### [STATED GOAL]
In the entries below, find every line with "What" and copy it.

### [DATA ENTRIES]
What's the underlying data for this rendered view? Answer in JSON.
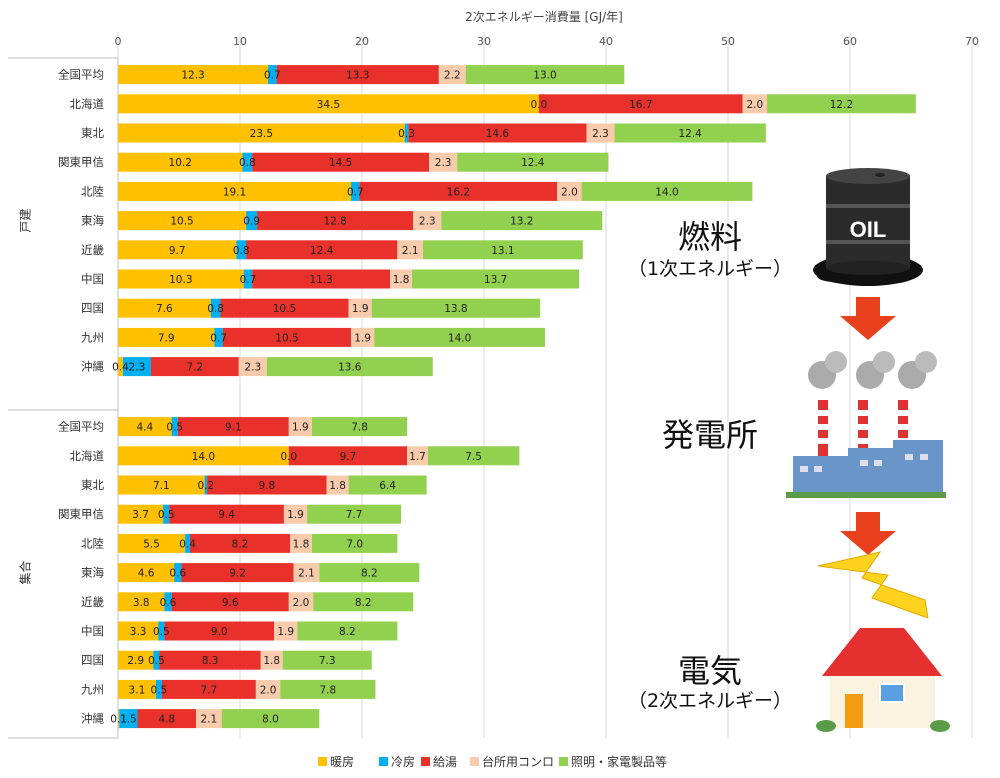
{
  "chart_data": {
    "type": "bar",
    "orientation": "horizontal",
    "stacked": true,
    "title": "2次エネルギー消費量 [GJ/年]",
    "xlim": [
      0,
      70
    ],
    "x_ticks": [
      0,
      10,
      20,
      30,
      40,
      50,
      60,
      70
    ],
    "grid": true,
    "legend_position": "bottom",
    "series": [
      {
        "name": "暖房",
        "color": "#FFC000"
      },
      {
        "name": "冷房",
        "color": "#00B0F0"
      },
      {
        "name": "給湯",
        "color": "#E8312A"
      },
      {
        "name": "台所用コンロ",
        "color": "#F8CBAD"
      },
      {
        "name": "照明・家電製品等",
        "color": "#92D050"
      }
    ],
    "groups": [
      {
        "label": "戸建",
        "rows": [
          {
            "region": "全国平均",
            "values": [
              12.3,
              0.7,
              13.3,
              2.2,
              13.0
            ]
          },
          {
            "region": "北海道",
            "values": [
              34.5,
              0.0,
              16.7,
              2.0,
              12.2
            ]
          },
          {
            "region": "東北",
            "values": [
              23.5,
              0.3,
              14.6,
              2.3,
              12.4
            ]
          },
          {
            "region": "関東甲信",
            "values": [
              10.2,
              0.8,
              14.5,
              2.3,
              12.4
            ]
          },
          {
            "region": "北陸",
            "values": [
              19.1,
              0.7,
              16.2,
              2.0,
              14.0
            ]
          },
          {
            "region": "東海",
            "values": [
              10.5,
              0.9,
              12.8,
              2.3,
              13.2
            ]
          },
          {
            "region": "近畿",
            "values": [
              9.7,
              0.8,
              12.4,
              2.1,
              13.1
            ]
          },
          {
            "region": "中国",
            "values": [
              10.3,
              0.7,
              11.3,
              1.8,
              13.7
            ]
          },
          {
            "region": "四国",
            "values": [
              7.6,
              0.8,
              10.5,
              1.9,
              13.8
            ]
          },
          {
            "region": "九州",
            "values": [
              7.9,
              0.7,
              10.5,
              1.9,
              14.0
            ]
          },
          {
            "region": "沖縄",
            "values": [
              0.4,
              2.3,
              7.2,
              2.3,
              13.6
            ],
            "labels": [
              "0.4",
              "2.3",
              "7.2",
              "2.3",
              "13.6"
            ]
          }
        ]
      },
      {
        "label": "集合",
        "rows": [
          {
            "region": "全国平均",
            "values": [
              4.4,
              0.5,
              9.1,
              1.9,
              7.8
            ]
          },
          {
            "region": "北海道",
            "values": [
              14.0,
              0.0,
              9.7,
              1.7,
              7.5
            ]
          },
          {
            "region": "東北",
            "values": [
              7.1,
              0.2,
              9.8,
              1.8,
              6.4
            ]
          },
          {
            "region": "関東甲信",
            "values": [
              3.7,
              0.5,
              9.4,
              1.9,
              7.7
            ]
          },
          {
            "region": "北陸",
            "values": [
              5.5,
              0.4,
              8.2,
              1.8,
              7.0
            ]
          },
          {
            "region": "東海",
            "values": [
              4.6,
              0.6,
              9.2,
              2.1,
              8.2
            ]
          },
          {
            "region": "近畿",
            "values": [
              3.8,
              0.6,
              9.6,
              2.0,
              8.2
            ]
          },
          {
            "region": "中国",
            "values": [
              3.3,
              0.5,
              9.0,
              1.9,
              8.2
            ]
          },
          {
            "region": "四国",
            "values": [
              2.9,
              0.5,
              8.3,
              1.8,
              7.3
            ]
          },
          {
            "region": "九州",
            "values": [
              3.1,
              0.5,
              7.7,
              2.0,
              7.8
            ]
          },
          {
            "region": "沖縄",
            "values": [
              0.1,
              1.5,
              4.8,
              2.1,
              8.0
            ]
          }
        ]
      }
    ]
  },
  "illustration": {
    "fuel_title": "燃料",
    "fuel_subtitle": "（1次エネルギー）",
    "oil_label": "OIL",
    "plant_title": "発電所",
    "electricity_title": "電気",
    "electricity_subtitle": "（2次エネルギー）",
    "icons": [
      "oil-drum-icon",
      "down-arrow-icon",
      "power-plant-icon",
      "lightning-icon",
      "house-icon"
    ]
  }
}
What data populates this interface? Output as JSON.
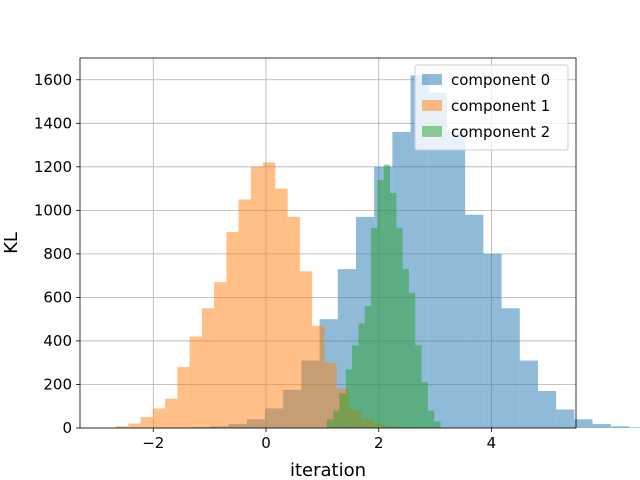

### [FINISHED TASK]
What's the underlying data for this rendered view? Answer in JSON.
What data populates this interface? Output as JSON.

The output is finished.